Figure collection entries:
+ + + + + + +

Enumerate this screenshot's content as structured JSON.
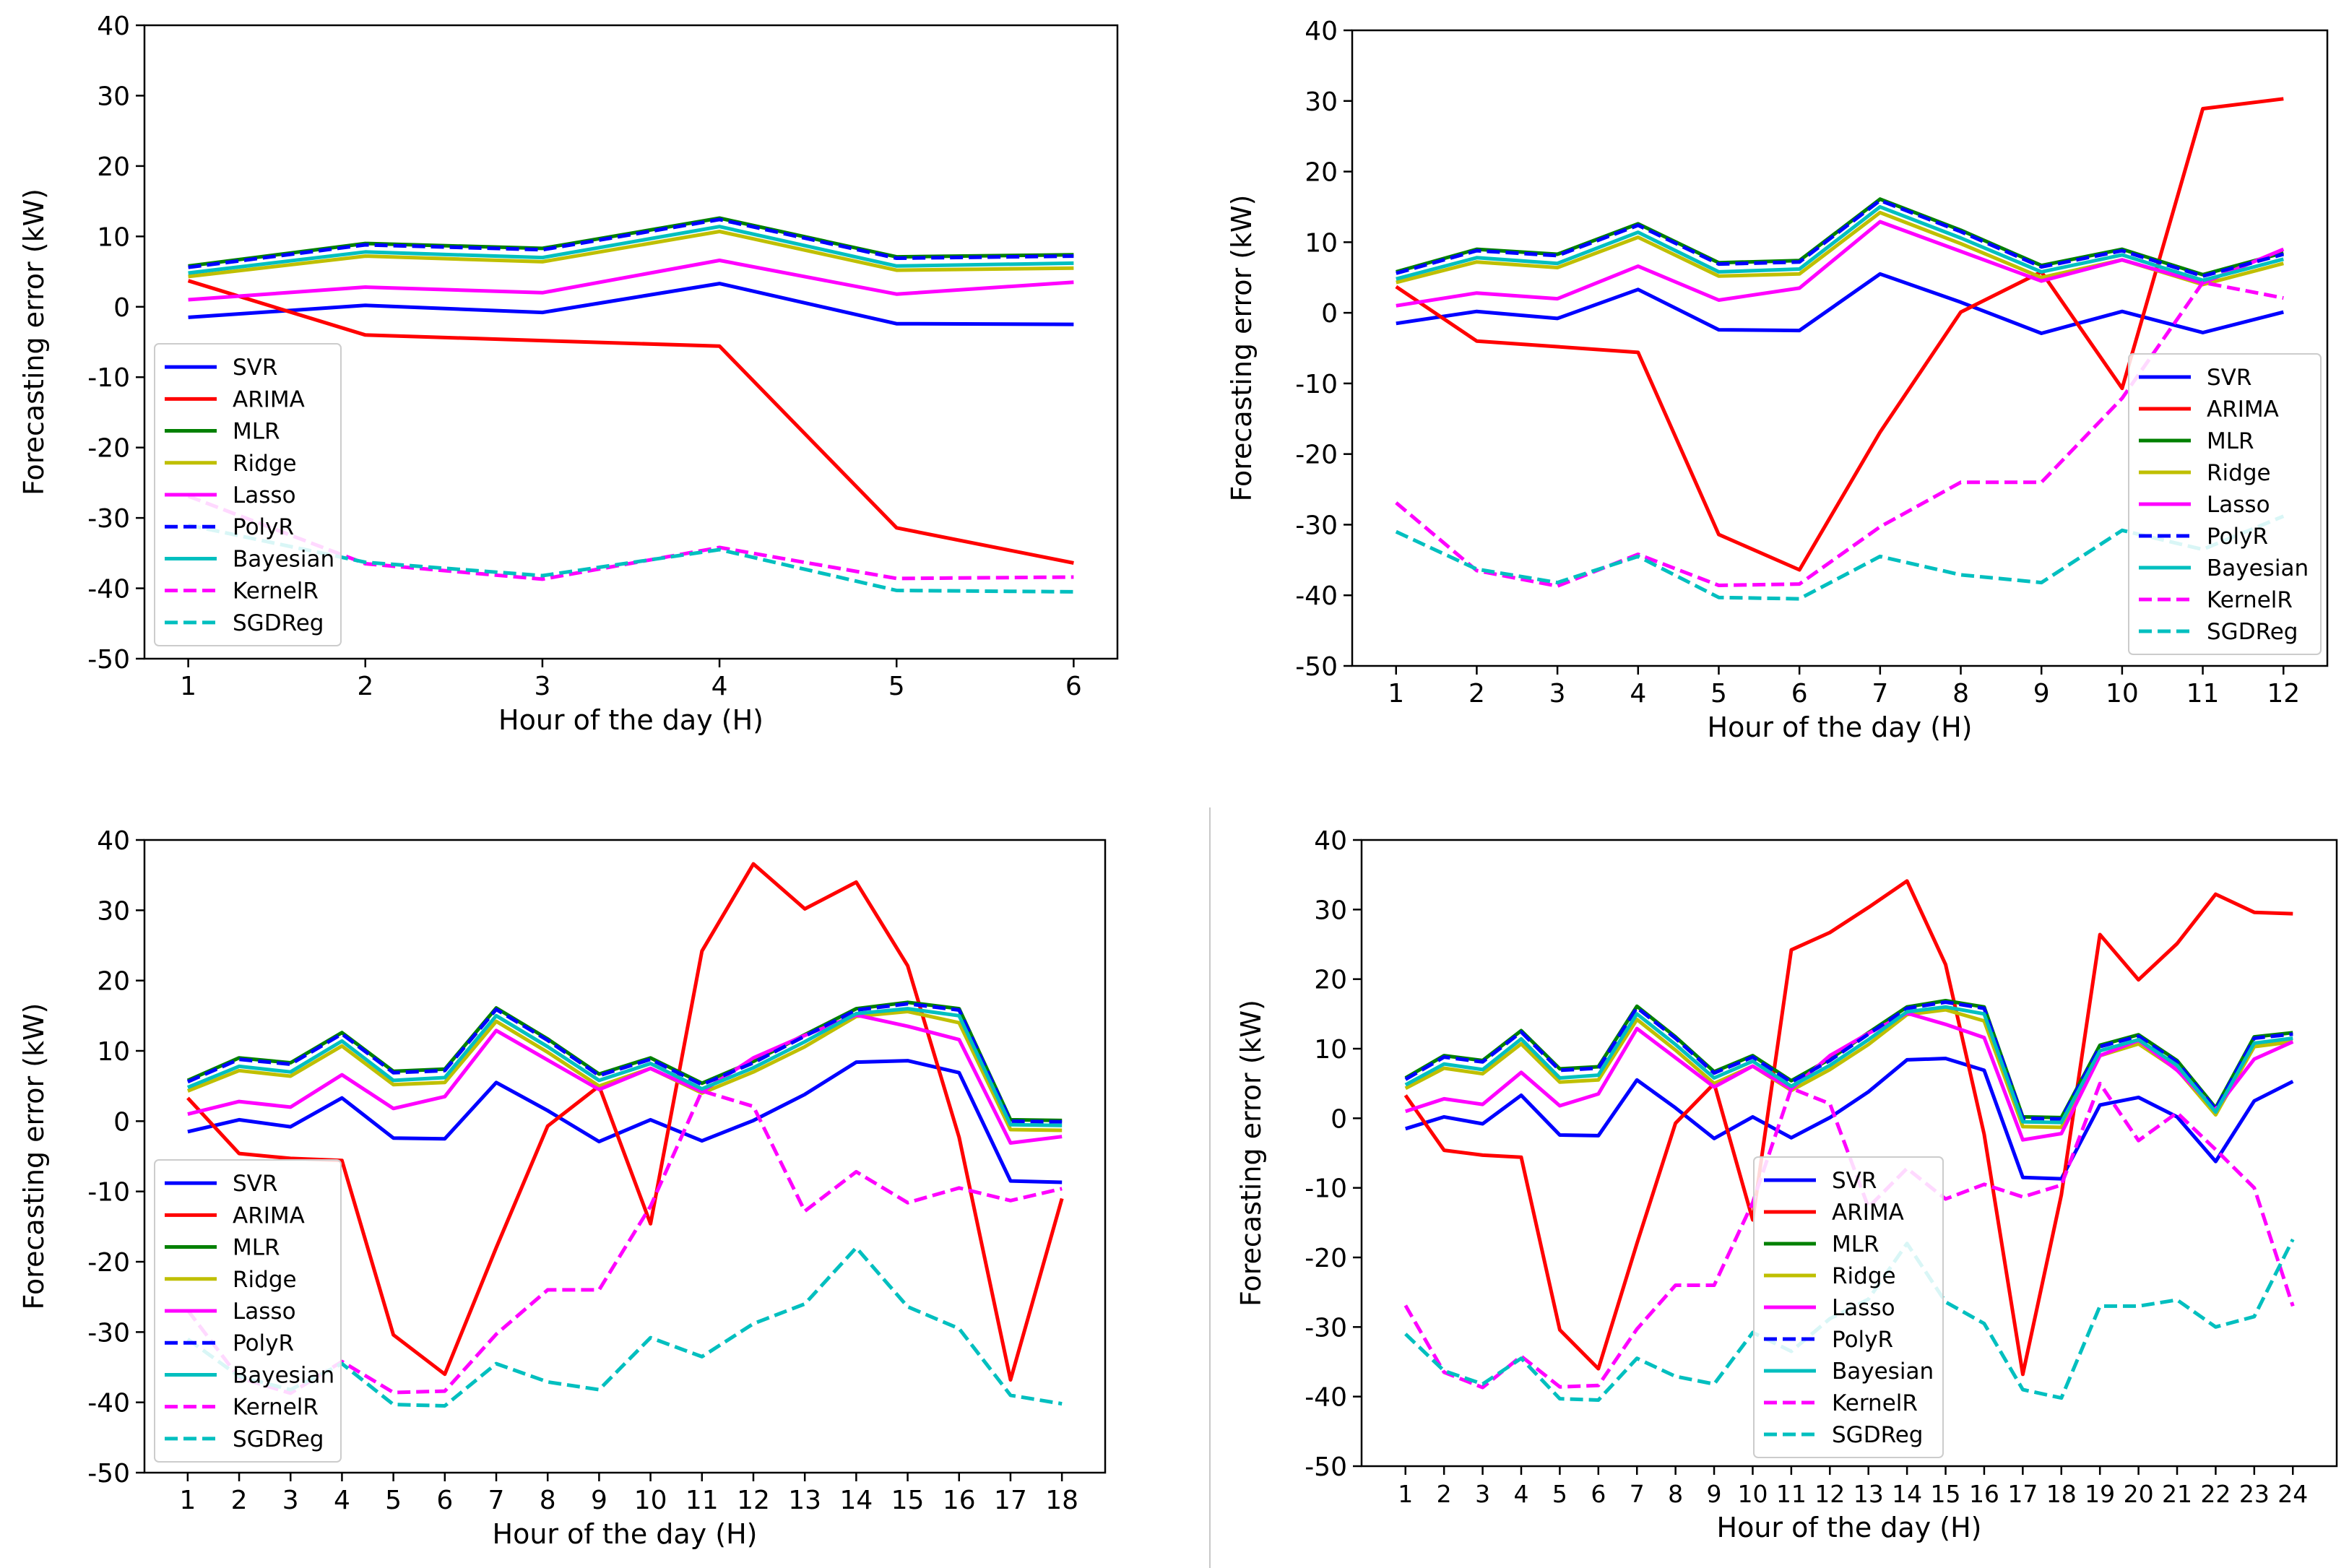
{
  "figure": {
    "divider_color": "#c8c8c8"
  },
  "chart_data": [
    {
      "type": "line",
      "xlabel": "Hour of the day (H)",
      "ylabel": "Forecasting error (kW)",
      "x": [
        1,
        2,
        3,
        4,
        5,
        6
      ],
      "ylim": [
        -50,
        40
      ],
      "yticks": [
        -50,
        -40,
        -30,
        -20,
        -10,
        0,
        10,
        20,
        30,
        40
      ],
      "legend": "center-left",
      "series": [
        {
          "name": "SVR",
          "color": "#0000ff",
          "dash": "solid",
          "values": [
            -1.5,
            0.2,
            -0.8,
            3.3,
            -2.4,
            -2.5
          ]
        },
        {
          "name": "ARIMA",
          "color": "#ff0000",
          "dash": "solid",
          "values": [
            3.7,
            -4.0,
            -4.8,
            -5.6,
            -31.4,
            -36.4
          ]
        },
        {
          "name": "MLR",
          "color": "#008000",
          "dash": "solid",
          "values": [
            5.8,
            9.0,
            8.3,
            12.6,
            7.1,
            7.4
          ]
        },
        {
          "name": "Ridge",
          "color": "#bfbf00",
          "dash": "solid",
          "values": [
            4.3,
            7.2,
            6.4,
            10.7,
            5.2,
            5.5
          ]
        },
        {
          "name": "Lasso",
          "color": "#ff00ff",
          "dash": "solid",
          "values": [
            1.0,
            2.8,
            2.0,
            6.6,
            1.8,
            3.5
          ]
        },
        {
          "name": "PolyR",
          "color": "#0000ff",
          "dash": "dashed",
          "values": [
            5.6,
            8.8,
            8.1,
            12.4,
            6.9,
            7.2
          ]
        },
        {
          "name": "Bayesian",
          "color": "#00bfbf",
          "dash": "solid",
          "values": [
            4.8,
            7.8,
            7.0,
            11.4,
            5.8,
            6.2
          ]
        },
        {
          "name": "KernelR",
          "color": "#ff00ff",
          "dash": "dashed",
          "values": [
            -26.9,
            -36.5,
            -38.7,
            -34.2,
            -38.6,
            -38.4
          ]
        },
        {
          "name": "SGDReg",
          "color": "#00bfbf",
          "dash": "dashed",
          "values": [
            -31.0,
            -36.3,
            -38.2,
            -34.5,
            -40.3,
            -40.5
          ]
        }
      ]
    },
    {
      "type": "line",
      "xlabel": "Hour of the day (H)",
      "ylabel": "Forecasting error (kW)",
      "x": [
        1,
        2,
        3,
        4,
        5,
        6,
        7,
        8,
        9,
        10,
        11,
        12
      ],
      "ylim": [
        -50,
        40
      ],
      "yticks": [
        -50,
        -40,
        -30,
        -20,
        -10,
        0,
        10,
        20,
        30,
        40
      ],
      "legend": "lower-right",
      "series": [
        {
          "name": "SVR",
          "color": "#0000ff",
          "dash": "solid",
          "values": [
            -1.5,
            0.2,
            -0.8,
            3.3,
            -2.4,
            -2.5,
            5.5,
            1.5,
            -2.9,
            0.2,
            -2.8,
            0.1
          ]
        },
        {
          "name": "ARIMA",
          "color": "#ff0000",
          "dash": "solid",
          "values": [
            3.7,
            -4.0,
            -4.8,
            -5.6,
            -31.4,
            -36.4,
            -16.9,
            0.1,
            5.8,
            -10.7,
            28.9,
            30.3
          ]
        },
        {
          "name": "MLR",
          "color": "#008000",
          "dash": "solid",
          "values": [
            5.8,
            9.0,
            8.3,
            12.6,
            7.1,
            7.4,
            16.1,
            11.7,
            6.7,
            9.0,
            5.4,
            8.5
          ]
        },
        {
          "name": "Ridge",
          "color": "#bfbf00",
          "dash": "solid",
          "values": [
            4.3,
            7.2,
            6.4,
            10.7,
            5.2,
            5.5,
            14.2,
            9.8,
            5.0,
            7.5,
            4.0,
            7.0
          ]
        },
        {
          "name": "Lasso",
          "color": "#ff00ff",
          "dash": "solid",
          "values": [
            1.0,
            2.8,
            2.0,
            6.6,
            1.8,
            3.5,
            12.9,
            8.7,
            4.5,
            7.5,
            4.2,
            9.0
          ]
        },
        {
          "name": "PolyR",
          "color": "#0000ff",
          "dash": "dashed",
          "values": [
            5.6,
            8.8,
            8.1,
            12.4,
            6.9,
            7.2,
            15.9,
            11.5,
            6.5,
            8.8,
            5.2,
            8.3
          ]
        },
        {
          "name": "Bayesian",
          "color": "#00bfbf",
          "dash": "solid",
          "values": [
            4.8,
            7.8,
            7.0,
            11.4,
            5.8,
            6.2,
            15.0,
            10.6,
            5.8,
            8.2,
            4.6,
            7.6
          ]
        },
        {
          "name": "KernelR",
          "color": "#ff00ff",
          "dash": "dashed",
          "values": [
            -26.9,
            -36.5,
            -38.7,
            -34.2,
            -38.6,
            -38.4,
            -30.3,
            -24.0,
            -24.0,
            -12.1,
            4.3,
            2.1
          ]
        },
        {
          "name": "SGDReg",
          "color": "#00bfbf",
          "dash": "dashed",
          "values": [
            -31.0,
            -36.3,
            -38.2,
            -34.5,
            -40.3,
            -40.5,
            -34.5,
            -37.1,
            -38.2,
            -30.8,
            -33.5,
            -28.8
          ]
        }
      ]
    },
    {
      "type": "line",
      "xlabel": "Hour of the day (H)",
      "ylabel": "Forecasting error (kW)",
      "x": [
        1,
        2,
        3,
        4,
        5,
        6,
        7,
        8,
        9,
        10,
        11,
        12,
        13,
        14,
        15,
        16,
        17,
        18
      ],
      "ylim": [
        -50,
        40
      ],
      "yticks": [
        -50,
        -40,
        -30,
        -20,
        -10,
        0,
        10,
        20,
        30,
        40
      ],
      "legend": "lower-left",
      "series": [
        {
          "name": "SVR",
          "color": "#0000ff",
          "dash": "solid",
          "values": [
            -1.5,
            0.2,
            -0.8,
            3.3,
            -2.4,
            -2.5,
            5.5,
            1.5,
            -2.9,
            0.2,
            -2.8,
            0.1,
            3.8,
            8.4,
            8.6,
            6.9,
            -8.5,
            -8.7
          ]
        },
        {
          "name": "ARIMA",
          "color": "#ff0000",
          "dash": "solid",
          "values": [
            3.3,
            -4.6,
            -5.3,
            -5.6,
            -30.4,
            -36.0,
            -18.0,
            -0.7,
            5.0,
            -14.6,
            24.2,
            36.6,
            30.2,
            34.0,
            22.1,
            -2.3,
            -36.8,
            -11.0
          ]
        },
        {
          "name": "MLR",
          "color": "#008000",
          "dash": "solid",
          "values": [
            5.8,
            9.0,
            8.3,
            12.6,
            7.1,
            7.4,
            16.1,
            11.7,
            6.7,
            9.0,
            5.4,
            8.5,
            12.3,
            16.0,
            16.9,
            16.0,
            0.2,
            0.1
          ]
        },
        {
          "name": "Ridge",
          "color": "#bfbf00",
          "dash": "solid",
          "values": [
            4.3,
            7.2,
            6.4,
            10.7,
            5.2,
            5.5,
            14.2,
            9.8,
            5.0,
            7.5,
            4.0,
            7.0,
            10.6,
            14.9,
            15.6,
            14.0,
            -1.2,
            -1.3
          ]
        },
        {
          "name": "Lasso",
          "color": "#ff00ff",
          "dash": "solid",
          "values": [
            1.0,
            2.8,
            2.0,
            6.6,
            1.8,
            3.5,
            12.9,
            8.7,
            4.5,
            7.5,
            4.2,
            9.0,
            12.2,
            15.1,
            13.5,
            11.6,
            -3.1,
            -2.2
          ]
        },
        {
          "name": "PolyR",
          "color": "#0000ff",
          "dash": "dashed",
          "values": [
            5.6,
            8.8,
            8.1,
            12.4,
            6.9,
            7.2,
            15.9,
            11.5,
            6.5,
            8.8,
            5.2,
            8.3,
            12.1,
            15.8,
            16.7,
            15.8,
            0.0,
            -0.1
          ]
        },
        {
          "name": "Bayesian",
          "color": "#00bfbf",
          "dash": "solid",
          "values": [
            4.8,
            7.8,
            7.0,
            11.4,
            5.8,
            6.2,
            15.0,
            10.6,
            5.8,
            8.2,
            4.6,
            7.6,
            11.3,
            15.3,
            16.0,
            15.0,
            -0.5,
            -0.6
          ]
        },
        {
          "name": "KernelR",
          "color": "#ff00ff",
          "dash": "dashed",
          "values": [
            -26.9,
            -36.5,
            -38.7,
            -34.2,
            -38.6,
            -38.4,
            -30.3,
            -24.0,
            -24.0,
            -12.1,
            4.3,
            2.1,
            -12.8,
            -7.2,
            -11.6,
            -9.5,
            -11.3,
            -9.6
          ]
        },
        {
          "name": "SGDReg",
          "color": "#00bfbf",
          "dash": "dashed",
          "values": [
            -31.0,
            -36.3,
            -38.2,
            -34.5,
            -40.3,
            -40.5,
            -34.5,
            -37.1,
            -38.2,
            -30.8,
            -33.5,
            -28.8,
            -26.0,
            -18.0,
            -26.4,
            -29.5,
            -39.0,
            -40.2
          ]
        }
      ]
    },
    {
      "type": "line",
      "xlabel": "Hour of the day (H)",
      "ylabel": "Forecasting error (kW)",
      "x": [
        1,
        2,
        3,
        4,
        5,
        6,
        7,
        8,
        9,
        10,
        11,
        12,
        13,
        14,
        15,
        16,
        17,
        18,
        19,
        20,
        21,
        22,
        23,
        24
      ],
      "ylim": [
        -50,
        40
      ],
      "yticks": [
        -50,
        -40,
        -30,
        -20,
        -10,
        0,
        10,
        20,
        30,
        40
      ],
      "legend": "lower-center",
      "series": [
        {
          "name": "SVR",
          "color": "#0000ff",
          "dash": "solid",
          "values": [
            -1.5,
            0.2,
            -0.8,
            3.3,
            -2.4,
            -2.5,
            5.5,
            1.5,
            -2.9,
            0.2,
            -2.8,
            0.1,
            3.8,
            8.4,
            8.6,
            6.9,
            -8.5,
            -8.7,
            1.9,
            3.0,
            0.2,
            -6.2,
            2.5,
            5.3
          ]
        },
        {
          "name": "ARIMA",
          "color": "#ff0000",
          "dash": "solid",
          "values": [
            3.3,
            -4.6,
            -5.3,
            -5.6,
            -30.4,
            -36.0,
            -18.0,
            -0.7,
            5.0,
            -14.6,
            24.2,
            26.7,
            30.3,
            34.1,
            22.1,
            -2.3,
            -36.8,
            -11.0,
            26.4,
            19.9,
            25.1,
            32.2,
            29.6,
            29.4
          ]
        },
        {
          "name": "MLR",
          "color": "#008000",
          "dash": "solid",
          "values": [
            5.8,
            9.0,
            8.3,
            12.6,
            7.1,
            7.4,
            16.1,
            11.7,
            6.7,
            9.0,
            5.4,
            8.5,
            12.3,
            16.0,
            16.9,
            16.0,
            0.2,
            0.1,
            10.5,
            12.0,
            8.3,
            1.5,
            11.7,
            12.3
          ]
        },
        {
          "name": "Ridge",
          "color": "#bfbf00",
          "dash": "solid",
          "values": [
            4.3,
            7.2,
            6.4,
            10.7,
            5.2,
            5.5,
            14.2,
            9.8,
            5.0,
            7.5,
            4.0,
            7.0,
            10.6,
            14.9,
            15.6,
            14.0,
            -1.2,
            -1.3,
            9.0,
            10.7,
            7.0,
            0.5,
            10.3,
            11.0
          ]
        },
        {
          "name": "Lasso",
          "color": "#ff00ff",
          "dash": "solid",
          "values": [
            1.0,
            2.8,
            2.0,
            6.6,
            1.8,
            3.5,
            12.9,
            8.7,
            4.5,
            7.5,
            4.2,
            9.0,
            12.2,
            15.1,
            13.5,
            11.6,
            -3.1,
            -2.2,
            9.0,
            11.2,
            6.9,
            1.3,
            8.5,
            11.0
          ]
        },
        {
          "name": "PolyR",
          "color": "#0000ff",
          "dash": "dashed",
          "values": [
            5.6,
            8.8,
            8.1,
            12.4,
            6.9,
            7.2,
            15.9,
            11.5,
            6.5,
            8.8,
            5.2,
            8.3,
            12.1,
            15.8,
            16.7,
            15.8,
            0.0,
            -0.1,
            10.3,
            11.8,
            8.1,
            1.3,
            11.5,
            12.1
          ]
        },
        {
          "name": "Bayesian",
          "color": "#00bfbf",
          "dash": "solid",
          "values": [
            4.8,
            7.8,
            7.0,
            11.4,
            5.8,
            6.2,
            15.0,
            10.6,
            5.8,
            8.2,
            4.6,
            7.6,
            11.3,
            15.3,
            16.0,
            15.0,
            -0.5,
            -0.6,
            9.7,
            11.3,
            7.6,
            0.9,
            10.8,
            11.5
          ]
        },
        {
          "name": "KernelR",
          "color": "#ff00ff",
          "dash": "dashed",
          "values": [
            -26.9,
            -36.5,
            -38.7,
            -34.2,
            -38.6,
            -38.4,
            -30.3,
            -24.0,
            -24.0,
            -12.1,
            4.3,
            2.1,
            -12.8,
            -7.2,
            -11.6,
            -9.5,
            -11.3,
            -9.6,
            5.0,
            -3.2,
            0.8,
            -4.5,
            -10.0,
            -27.0
          ]
        },
        {
          "name": "SGDReg",
          "color": "#00bfbf",
          "dash": "dashed",
          "values": [
            -31.0,
            -36.3,
            -38.2,
            -34.5,
            -40.3,
            -40.5,
            -34.5,
            -37.1,
            -38.2,
            -30.8,
            -33.5,
            -28.8,
            -26.0,
            -18.0,
            -26.4,
            -29.5,
            -39.0,
            -40.2,
            -27.0,
            -27.0,
            -26.1,
            -30.0,
            -28.5,
            -17.4
          ]
        }
      ]
    }
  ]
}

+ + + + + + +

◆ EXERCISE AIM ◆
Find all lines with "legend" in them and copy each one.

◆ THE ANSWER ◆
      "legend": "center-left",
      "legend": "lower-right",
      "legend": "lower-left",
      "legend": "lower-center",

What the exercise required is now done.